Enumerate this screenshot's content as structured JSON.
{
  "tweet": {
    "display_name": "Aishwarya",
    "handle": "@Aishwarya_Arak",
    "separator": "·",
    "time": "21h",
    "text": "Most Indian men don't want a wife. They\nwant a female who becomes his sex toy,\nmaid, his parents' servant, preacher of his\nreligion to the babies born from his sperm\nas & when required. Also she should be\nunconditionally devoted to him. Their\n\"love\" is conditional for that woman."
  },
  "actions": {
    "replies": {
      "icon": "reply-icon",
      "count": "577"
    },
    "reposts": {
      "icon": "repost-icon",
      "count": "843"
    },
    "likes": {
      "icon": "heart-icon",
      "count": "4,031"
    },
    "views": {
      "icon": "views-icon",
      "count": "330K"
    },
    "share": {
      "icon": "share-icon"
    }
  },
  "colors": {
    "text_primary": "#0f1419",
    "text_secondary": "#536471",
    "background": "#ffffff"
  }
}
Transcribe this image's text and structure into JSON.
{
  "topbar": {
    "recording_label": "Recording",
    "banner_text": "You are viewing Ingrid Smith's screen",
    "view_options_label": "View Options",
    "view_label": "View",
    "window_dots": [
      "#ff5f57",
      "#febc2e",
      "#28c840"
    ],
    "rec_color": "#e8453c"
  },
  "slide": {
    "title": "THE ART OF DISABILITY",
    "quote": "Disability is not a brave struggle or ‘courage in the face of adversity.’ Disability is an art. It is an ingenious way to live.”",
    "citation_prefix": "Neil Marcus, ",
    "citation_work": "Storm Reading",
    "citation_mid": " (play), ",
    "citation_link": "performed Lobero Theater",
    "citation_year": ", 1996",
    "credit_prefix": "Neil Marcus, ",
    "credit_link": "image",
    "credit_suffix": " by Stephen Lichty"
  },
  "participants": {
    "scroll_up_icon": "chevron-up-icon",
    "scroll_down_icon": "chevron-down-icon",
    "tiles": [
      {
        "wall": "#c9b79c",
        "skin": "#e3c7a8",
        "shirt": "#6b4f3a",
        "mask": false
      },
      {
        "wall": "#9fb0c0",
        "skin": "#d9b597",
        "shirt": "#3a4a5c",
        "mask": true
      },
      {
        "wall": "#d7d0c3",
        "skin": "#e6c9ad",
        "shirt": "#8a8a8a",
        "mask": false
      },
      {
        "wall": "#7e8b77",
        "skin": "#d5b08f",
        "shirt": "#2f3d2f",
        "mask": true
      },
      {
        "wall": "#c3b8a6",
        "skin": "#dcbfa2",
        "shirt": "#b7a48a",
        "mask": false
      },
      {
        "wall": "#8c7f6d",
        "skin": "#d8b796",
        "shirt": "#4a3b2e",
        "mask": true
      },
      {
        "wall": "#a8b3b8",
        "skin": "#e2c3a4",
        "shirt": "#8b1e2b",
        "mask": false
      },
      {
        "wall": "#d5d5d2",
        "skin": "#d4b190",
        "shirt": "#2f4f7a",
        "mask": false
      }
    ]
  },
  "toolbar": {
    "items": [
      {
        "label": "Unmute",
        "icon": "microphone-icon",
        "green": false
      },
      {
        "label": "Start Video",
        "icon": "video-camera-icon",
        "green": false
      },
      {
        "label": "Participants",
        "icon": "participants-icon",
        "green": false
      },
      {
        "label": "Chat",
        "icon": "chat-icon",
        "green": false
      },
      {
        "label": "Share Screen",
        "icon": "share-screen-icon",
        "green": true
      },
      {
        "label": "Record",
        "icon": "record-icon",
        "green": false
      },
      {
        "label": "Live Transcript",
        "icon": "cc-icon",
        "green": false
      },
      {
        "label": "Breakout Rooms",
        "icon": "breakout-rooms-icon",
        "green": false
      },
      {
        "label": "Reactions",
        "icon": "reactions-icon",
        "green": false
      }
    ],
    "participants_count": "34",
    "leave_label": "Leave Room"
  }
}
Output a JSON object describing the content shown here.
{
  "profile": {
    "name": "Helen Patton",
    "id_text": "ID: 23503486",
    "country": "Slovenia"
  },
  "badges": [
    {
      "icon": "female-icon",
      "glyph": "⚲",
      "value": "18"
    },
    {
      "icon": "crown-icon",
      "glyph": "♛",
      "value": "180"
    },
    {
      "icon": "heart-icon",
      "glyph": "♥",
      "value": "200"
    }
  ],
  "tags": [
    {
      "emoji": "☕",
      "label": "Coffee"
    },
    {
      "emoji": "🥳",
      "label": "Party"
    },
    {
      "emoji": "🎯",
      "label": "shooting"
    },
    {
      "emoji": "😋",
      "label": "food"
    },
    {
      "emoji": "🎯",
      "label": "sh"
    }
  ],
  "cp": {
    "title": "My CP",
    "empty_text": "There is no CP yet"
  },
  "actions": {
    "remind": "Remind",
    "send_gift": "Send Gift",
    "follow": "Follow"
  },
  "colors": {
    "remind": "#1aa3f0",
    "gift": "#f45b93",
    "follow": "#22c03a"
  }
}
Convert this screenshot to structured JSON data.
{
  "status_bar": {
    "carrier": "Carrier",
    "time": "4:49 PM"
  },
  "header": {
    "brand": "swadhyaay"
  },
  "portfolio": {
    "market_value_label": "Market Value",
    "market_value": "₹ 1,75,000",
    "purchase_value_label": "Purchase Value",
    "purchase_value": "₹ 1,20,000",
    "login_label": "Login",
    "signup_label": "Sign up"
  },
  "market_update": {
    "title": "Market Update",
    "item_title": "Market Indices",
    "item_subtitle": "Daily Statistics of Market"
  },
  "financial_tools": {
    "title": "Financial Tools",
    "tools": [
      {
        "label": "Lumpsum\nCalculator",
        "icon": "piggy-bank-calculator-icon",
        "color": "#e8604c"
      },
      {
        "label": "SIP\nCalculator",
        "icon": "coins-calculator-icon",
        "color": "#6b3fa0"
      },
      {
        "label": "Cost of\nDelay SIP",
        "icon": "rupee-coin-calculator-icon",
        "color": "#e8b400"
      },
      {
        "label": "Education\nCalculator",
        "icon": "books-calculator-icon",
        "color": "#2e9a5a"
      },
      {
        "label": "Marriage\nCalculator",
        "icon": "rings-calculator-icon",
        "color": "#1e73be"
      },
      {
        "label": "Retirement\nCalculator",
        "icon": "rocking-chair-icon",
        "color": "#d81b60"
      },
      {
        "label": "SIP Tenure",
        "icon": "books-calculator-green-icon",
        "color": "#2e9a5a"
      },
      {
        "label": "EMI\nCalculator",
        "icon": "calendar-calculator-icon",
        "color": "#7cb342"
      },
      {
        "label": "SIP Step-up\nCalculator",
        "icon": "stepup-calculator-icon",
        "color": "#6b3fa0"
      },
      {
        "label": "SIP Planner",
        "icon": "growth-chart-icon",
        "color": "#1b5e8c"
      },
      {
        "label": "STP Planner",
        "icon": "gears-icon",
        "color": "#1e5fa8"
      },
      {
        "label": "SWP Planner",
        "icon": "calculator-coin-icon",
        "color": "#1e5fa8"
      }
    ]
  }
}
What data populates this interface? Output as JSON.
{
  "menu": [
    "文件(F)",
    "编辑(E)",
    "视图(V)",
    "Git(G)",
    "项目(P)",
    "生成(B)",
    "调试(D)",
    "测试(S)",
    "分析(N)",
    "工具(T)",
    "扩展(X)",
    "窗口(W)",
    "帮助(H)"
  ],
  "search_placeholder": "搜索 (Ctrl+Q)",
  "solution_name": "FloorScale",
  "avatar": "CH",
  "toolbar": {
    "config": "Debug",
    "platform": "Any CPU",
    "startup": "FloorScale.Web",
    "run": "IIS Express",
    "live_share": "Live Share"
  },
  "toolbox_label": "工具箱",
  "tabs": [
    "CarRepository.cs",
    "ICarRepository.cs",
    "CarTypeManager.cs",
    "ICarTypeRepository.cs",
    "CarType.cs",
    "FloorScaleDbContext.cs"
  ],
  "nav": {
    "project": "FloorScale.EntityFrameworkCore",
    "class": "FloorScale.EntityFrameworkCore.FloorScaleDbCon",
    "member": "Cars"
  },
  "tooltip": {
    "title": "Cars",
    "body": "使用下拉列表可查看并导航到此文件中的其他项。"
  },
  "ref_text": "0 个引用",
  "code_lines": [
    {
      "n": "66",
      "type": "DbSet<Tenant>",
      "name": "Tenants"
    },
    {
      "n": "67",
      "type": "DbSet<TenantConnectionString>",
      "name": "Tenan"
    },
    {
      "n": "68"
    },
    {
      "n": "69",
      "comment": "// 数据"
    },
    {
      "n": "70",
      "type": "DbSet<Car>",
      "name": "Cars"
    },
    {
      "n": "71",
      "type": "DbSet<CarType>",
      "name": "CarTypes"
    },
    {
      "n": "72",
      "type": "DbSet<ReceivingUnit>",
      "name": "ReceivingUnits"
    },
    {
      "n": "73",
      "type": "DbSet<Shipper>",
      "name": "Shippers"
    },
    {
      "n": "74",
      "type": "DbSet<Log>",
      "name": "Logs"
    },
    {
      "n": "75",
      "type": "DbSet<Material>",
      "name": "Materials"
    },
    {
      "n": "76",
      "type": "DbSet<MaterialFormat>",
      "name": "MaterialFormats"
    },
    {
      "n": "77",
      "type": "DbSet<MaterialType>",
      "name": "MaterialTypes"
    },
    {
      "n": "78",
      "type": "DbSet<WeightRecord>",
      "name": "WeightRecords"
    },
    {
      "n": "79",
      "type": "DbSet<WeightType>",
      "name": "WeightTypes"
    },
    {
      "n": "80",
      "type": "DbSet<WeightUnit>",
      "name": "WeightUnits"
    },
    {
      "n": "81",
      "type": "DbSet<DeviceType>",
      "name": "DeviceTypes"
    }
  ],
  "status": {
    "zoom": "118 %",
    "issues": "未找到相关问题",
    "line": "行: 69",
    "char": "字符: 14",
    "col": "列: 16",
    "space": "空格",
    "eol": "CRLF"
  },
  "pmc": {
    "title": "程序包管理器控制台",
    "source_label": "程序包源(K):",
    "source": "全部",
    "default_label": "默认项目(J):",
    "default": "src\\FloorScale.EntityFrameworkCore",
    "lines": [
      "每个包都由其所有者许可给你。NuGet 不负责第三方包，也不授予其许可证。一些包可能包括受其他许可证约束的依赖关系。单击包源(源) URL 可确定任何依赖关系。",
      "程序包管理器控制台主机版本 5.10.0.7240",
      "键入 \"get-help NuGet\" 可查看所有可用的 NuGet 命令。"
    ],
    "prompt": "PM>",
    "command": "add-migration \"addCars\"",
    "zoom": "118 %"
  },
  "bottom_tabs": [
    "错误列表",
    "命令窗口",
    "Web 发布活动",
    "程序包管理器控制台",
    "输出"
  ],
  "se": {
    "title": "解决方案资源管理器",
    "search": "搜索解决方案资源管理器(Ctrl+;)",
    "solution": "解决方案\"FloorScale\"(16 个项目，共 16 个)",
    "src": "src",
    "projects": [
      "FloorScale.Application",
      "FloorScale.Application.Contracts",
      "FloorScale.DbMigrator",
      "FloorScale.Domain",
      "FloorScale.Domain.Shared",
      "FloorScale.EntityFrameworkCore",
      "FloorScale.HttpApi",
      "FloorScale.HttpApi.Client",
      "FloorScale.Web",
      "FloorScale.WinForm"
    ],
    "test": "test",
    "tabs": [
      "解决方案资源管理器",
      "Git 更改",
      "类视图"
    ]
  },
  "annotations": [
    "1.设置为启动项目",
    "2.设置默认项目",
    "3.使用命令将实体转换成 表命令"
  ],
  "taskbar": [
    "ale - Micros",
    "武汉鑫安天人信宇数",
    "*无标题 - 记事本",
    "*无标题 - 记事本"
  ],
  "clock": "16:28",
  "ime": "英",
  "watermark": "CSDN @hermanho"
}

**WORK TO COMPLETE:**
Your answer should be a single number: the count of lines containing the word "Ctrl".

**WRITTEN SOLUTION:**
2